THE PROBLEM: Keep only the lines of the data below that contain "tarqalgan", and copy them.
(EXERCISE DATA)
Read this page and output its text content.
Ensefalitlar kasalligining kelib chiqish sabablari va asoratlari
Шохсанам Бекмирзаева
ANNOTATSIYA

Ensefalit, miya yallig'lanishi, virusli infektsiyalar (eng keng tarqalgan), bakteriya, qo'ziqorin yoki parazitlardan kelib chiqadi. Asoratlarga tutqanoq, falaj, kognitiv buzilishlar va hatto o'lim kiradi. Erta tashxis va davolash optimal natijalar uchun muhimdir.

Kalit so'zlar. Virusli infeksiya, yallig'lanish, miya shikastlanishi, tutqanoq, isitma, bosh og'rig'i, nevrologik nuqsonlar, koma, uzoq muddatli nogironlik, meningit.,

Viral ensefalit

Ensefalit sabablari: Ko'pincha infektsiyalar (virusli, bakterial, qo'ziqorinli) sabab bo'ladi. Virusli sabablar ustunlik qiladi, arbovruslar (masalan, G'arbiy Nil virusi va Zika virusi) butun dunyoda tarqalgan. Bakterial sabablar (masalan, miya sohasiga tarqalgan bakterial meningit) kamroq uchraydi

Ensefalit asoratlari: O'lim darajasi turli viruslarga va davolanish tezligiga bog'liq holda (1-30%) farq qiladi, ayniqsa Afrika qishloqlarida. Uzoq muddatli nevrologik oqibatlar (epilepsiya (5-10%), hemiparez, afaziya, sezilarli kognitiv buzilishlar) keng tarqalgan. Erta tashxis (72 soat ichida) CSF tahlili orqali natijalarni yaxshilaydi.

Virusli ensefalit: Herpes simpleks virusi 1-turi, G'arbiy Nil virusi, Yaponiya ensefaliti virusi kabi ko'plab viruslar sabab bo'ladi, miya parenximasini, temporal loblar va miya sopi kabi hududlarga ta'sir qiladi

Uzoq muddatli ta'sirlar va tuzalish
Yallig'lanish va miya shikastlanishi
(End EXERCISE DATA)
ANSWER TO THE EXERCISE:
Ensefalit, miya yallig'lanishi, virusli infektsiyalar (eng keng tarqalgan), bakteriya, qo'ziqorin yoki parazitlardan kelib chiqadi. Asoratlarga tutqanoq, falaj, kognitiv buzilishlar va hatto o'lim kiradi. Erta tashxis va davolash optimal natijalar uchun muhimdir.
Ensefalit sabablari: Ko'pincha infektsiyalar (virusli, bakterial, qo'ziqorinli) sabab bo'ladi. Virusli sabablar ustunlik qiladi, arbovruslar (masalan, G'arbiy Nil virusi va Zika virusi) butun dunyoda tarqalgan. Bakterial sabablar (masalan, miya sohasiga tarqalgan bakterial meningit) kamroq uchraydi
Ensefalit asoratlari: O'lim darajasi turli viruslarga va davolanish tezligiga bog'liq holda (1-30%) farq qiladi, ayniqsa Afrika qishloqlarida. Uzoq muddatli nevrologik oqibatlar (epilepsiya (5-10%), hemiparez, afaziya, sezilarli kognitiv buzilishlar) keng tarqalgan. Erta tashxis (72 soat ichida) CSF tahlili orqali natijalarni yaxshilaydi.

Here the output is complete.